▸ **SUPPLIED RECORDS**
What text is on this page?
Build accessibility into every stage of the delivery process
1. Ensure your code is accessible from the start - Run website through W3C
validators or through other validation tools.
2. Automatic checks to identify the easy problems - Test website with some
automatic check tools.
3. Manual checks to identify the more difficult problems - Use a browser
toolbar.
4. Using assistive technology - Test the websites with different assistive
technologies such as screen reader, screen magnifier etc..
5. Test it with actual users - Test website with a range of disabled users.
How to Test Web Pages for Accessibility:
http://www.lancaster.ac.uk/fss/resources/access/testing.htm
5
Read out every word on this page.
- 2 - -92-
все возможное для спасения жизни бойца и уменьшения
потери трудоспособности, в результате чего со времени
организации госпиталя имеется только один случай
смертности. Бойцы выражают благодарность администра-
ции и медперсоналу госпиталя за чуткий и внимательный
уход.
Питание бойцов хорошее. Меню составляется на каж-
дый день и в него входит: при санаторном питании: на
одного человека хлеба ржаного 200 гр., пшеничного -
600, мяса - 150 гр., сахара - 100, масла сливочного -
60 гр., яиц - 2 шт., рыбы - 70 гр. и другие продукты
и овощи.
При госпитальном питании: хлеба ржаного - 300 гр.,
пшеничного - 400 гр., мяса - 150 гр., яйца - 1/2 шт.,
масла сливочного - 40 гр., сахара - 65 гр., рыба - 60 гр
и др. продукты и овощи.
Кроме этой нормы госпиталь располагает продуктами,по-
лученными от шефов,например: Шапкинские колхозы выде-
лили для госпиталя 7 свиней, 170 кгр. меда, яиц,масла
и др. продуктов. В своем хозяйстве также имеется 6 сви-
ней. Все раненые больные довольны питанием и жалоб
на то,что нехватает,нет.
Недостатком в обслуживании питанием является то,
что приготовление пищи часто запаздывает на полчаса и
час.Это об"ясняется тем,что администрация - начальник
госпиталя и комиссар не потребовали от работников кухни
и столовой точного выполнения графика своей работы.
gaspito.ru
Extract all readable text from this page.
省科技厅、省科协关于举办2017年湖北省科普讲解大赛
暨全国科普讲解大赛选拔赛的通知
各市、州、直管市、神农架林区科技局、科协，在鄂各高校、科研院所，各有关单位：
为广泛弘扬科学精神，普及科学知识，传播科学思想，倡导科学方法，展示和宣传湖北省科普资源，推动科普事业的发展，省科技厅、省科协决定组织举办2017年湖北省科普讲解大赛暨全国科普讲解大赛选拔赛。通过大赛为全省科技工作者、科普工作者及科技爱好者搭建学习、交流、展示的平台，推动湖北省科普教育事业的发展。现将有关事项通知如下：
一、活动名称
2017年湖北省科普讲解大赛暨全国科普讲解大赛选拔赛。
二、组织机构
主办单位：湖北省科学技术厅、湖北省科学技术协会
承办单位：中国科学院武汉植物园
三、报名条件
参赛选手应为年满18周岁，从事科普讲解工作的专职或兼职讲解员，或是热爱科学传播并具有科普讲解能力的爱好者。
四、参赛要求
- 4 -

▸ **DIRECTIONS**
Give the entries once more, exactly as they appear.

▸ **RESULT FOR THIS TASK**
What text is on this page?
Build accessibility into every stage of the delivery process
1. Ensure your code is accessible from the start - Run website through W3C
validators or through other validation tools.
2. Automatic checks to identify the easy problems - Test website with some
automatic check tools.
3. Manual checks to identify the more difficult problems - Use a browser
toolbar.
4. Using assistive technology - Test the websites with different assistive
technologies such as screen reader, screen magnifier etc..
5. Test it with actual users - Test website with a range of disabled users.
How to Test Web Pages for Accessibility:
http://www.lancaster.ac.uk/fss/resources/access/testing.htm
5
Read out every word on this page.
- 2 - -92-
все возможное для спасения жизни бойца и уменьшения
потери трудоспособности, в результате чего со времени
организации госпиталя имеется только один случай
смертности. Бойцы выражают благодарность администра-
ции и медперсоналу госпиталя за чуткий и внимательный
уход.
Питание бойцов хорошее. Меню составляется на каж-
дый день и в него входит: при санаторном питании: на
одного человека хлеба ржаного 200 гр., пшеничного -
600, мяса - 150 гр., сахара - 100, масла сливочного -
60 гр., яиц - 2 шт., рыбы - 70 гр. и другие продукты
и овощи.
При госпитальном питании: хлеба ржаного - 300 гр.,
пшеничного - 400 гр., мяса - 150 гр., яйца - 1/2 шт.,
масла сливочного - 40 гр., сахара - 65 гр., рыба - 60 гр
и др. продукты и овощи.
Кроме этой нормы госпиталь располагает продуктами,по-
лученными от шефов,например: Шапкинские колхозы выде-
лили для госпиталя 7 свиней, 170 кгр. меда, яиц,масла
и др. продуктов. В своем хозяйстве также имеется 6 сви-
ней. Все раненые больные довольны питанием и жалоб
на то,что нехватает,нет.
Недостатком в обслуживании питанием является то,
что приготовление пищи часто запаздывает на полчаса и
час.Это об"ясняется тем,что администрация - начальник
госпиталя и комиссар не потребовали от работников кухни
и столовой точного выполнения графика своей работы.
gaspito.ru
Extract all readable text from this page.
省科技厅、省科协关于举办2017年湖北省科普讲解大赛
暨全国科普讲解大赛选拔赛的通知
各市、州、直管市、神农架林区科技局、科协，在鄂各高校、科研院所，各有关单位：
为广泛弘扬科学精神，普及科学知识，传播科学思想，倡导科学方法，展示和宣传湖北省科普资源，推动科普事业的发展，省科技厅、省科协决定组织举办2017年湖北省科普讲解大赛暨全国科普讲解大赛选拔赛。通过大赛为全省科技工作者、科普工作者及科技爱好者搭建学习、交流、展示的平台，推动湖北省科普教育事业的发展。现将有关事项通知如下：
一、活动名称
2017年湖北省科普讲解大赛暨全国科普讲解大赛选拔赛。
二、组织机构
主办单位：湖北省科学技术厅、湖北省科学技术协会
承办单位：中国科学院武汉植物园
三、报名条件
参赛选手应为年满18周岁，从事科普讲解工作的专职或兼职讲解员，或是热爱科学传播并具有科普讲解能力的爱好者。
四、参赛要求
- 4 -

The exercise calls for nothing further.